* Problem to solve *
Every record here should be printed again exactly.

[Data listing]
------------------------------------------------

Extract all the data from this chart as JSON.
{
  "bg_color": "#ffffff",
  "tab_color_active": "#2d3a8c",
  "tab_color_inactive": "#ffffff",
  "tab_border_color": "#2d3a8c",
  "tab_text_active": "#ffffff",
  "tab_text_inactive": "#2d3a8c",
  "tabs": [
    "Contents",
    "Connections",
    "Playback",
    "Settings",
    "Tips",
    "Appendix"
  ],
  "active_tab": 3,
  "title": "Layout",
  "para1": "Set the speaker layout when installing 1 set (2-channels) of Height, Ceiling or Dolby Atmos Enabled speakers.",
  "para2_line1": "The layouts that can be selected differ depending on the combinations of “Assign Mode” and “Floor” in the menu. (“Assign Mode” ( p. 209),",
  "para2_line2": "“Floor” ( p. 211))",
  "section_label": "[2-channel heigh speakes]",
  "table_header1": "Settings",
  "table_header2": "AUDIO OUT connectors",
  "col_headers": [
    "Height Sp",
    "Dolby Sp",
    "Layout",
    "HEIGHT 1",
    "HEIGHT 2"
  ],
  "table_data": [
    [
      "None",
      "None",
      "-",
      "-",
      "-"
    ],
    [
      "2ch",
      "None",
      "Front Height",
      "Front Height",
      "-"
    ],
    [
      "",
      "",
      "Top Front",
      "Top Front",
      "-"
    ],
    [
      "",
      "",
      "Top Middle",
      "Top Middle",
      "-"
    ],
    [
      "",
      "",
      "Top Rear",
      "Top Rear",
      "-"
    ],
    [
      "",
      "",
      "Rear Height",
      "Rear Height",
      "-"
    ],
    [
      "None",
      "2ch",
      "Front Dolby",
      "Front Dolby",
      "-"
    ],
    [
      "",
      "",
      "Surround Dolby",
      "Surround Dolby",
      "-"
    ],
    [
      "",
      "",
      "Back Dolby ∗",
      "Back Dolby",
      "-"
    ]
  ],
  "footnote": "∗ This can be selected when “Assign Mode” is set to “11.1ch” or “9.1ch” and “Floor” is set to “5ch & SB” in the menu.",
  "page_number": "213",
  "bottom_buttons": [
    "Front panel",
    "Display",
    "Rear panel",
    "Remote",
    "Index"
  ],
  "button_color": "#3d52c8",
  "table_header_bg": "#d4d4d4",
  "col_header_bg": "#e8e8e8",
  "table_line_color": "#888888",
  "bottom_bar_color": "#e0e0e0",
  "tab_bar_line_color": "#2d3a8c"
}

------------------------------------------------

* Finished exercise *
Extract all the data from this chart as JSON.
{
  "bg_color": "#ffffff",
  "tab_color_active": "#2d3a8c",
  "tab_color_inactive": "#ffffff",
  "tab_border_color": "#2d3a8c",
  "tab_text_active": "#ffffff",
  "tab_text_inactive": "#2d3a8c",
  "tabs": [
    "Contents",
    "Connections",
    "Playback",
    "Settings",
    "Tips",
    "Appendix"
  ],
  "active_tab": 3,
  "title": "Layout",
  "para1": "Set the speaker layout when installing 1 set (2-channels) of Height, Ceiling or Dolby Atmos Enabled speakers.",
  "para2_line1": "The layouts that can be selected differ depending on the combinations of “Assign Mode” and “Floor” in the menu. (“Assign Mode” ( p. 209),",
  "para2_line2": "“Floor” ( p. 211))",
  "section_label": "[2-channel heigh speakes]",
  "table_header1": "Settings",
  "table_header2": "AUDIO OUT connectors",
  "col_headers": [
    "Height Sp",
    "Dolby Sp",
    "Layout",
    "HEIGHT 1",
    "HEIGHT 2"
  ],
  "table_data": [
    [
      "None",
      "None",
      "-",
      "-",
      "-"
    ],
    [
      "2ch",
      "None",
      "Front Height",
      "Front Height",
      "-"
    ],
    [
      "",
      "",
      "Top Front",
      "Top Front",
      "-"
    ],
    [
      "",
      "",
      "Top Middle",
      "Top Middle",
      "-"
    ],
    [
      "",
      "",
      "Top Rear",
      "Top Rear",
      "-"
    ],
    [
      "",
      "",
      "Rear Height",
      "Rear Height",
      "-"
    ],
    [
      "None",
      "2ch",
      "Front Dolby",
      "Front Dolby",
      "-"
    ],
    [
      "",
      "",
      "Surround Dolby",
      "Surround Dolby",
      "-"
    ],
    [
      "",
      "",
      "Back Dolby ∗",
      "Back Dolby",
      "-"
    ]
  ],
  "footnote": "∗ This can be selected when “Assign Mode” is set to “11.1ch” or “9.1ch” and “Floor” is set to “5ch & SB” in the menu.",
  "page_number": "213",
  "bottom_buttons": [
    "Front panel",
    "Display",
    "Rear panel",
    "Remote",
    "Index"
  ],
  "button_color": "#3d52c8",
  "table_header_bg": "#d4d4d4",
  "col_header_bg": "#e8e8e8",
  "table_line_color": "#888888",
  "bottom_bar_color": "#e0e0e0",
  "tab_bar_line_color": "#2d3a8c"
}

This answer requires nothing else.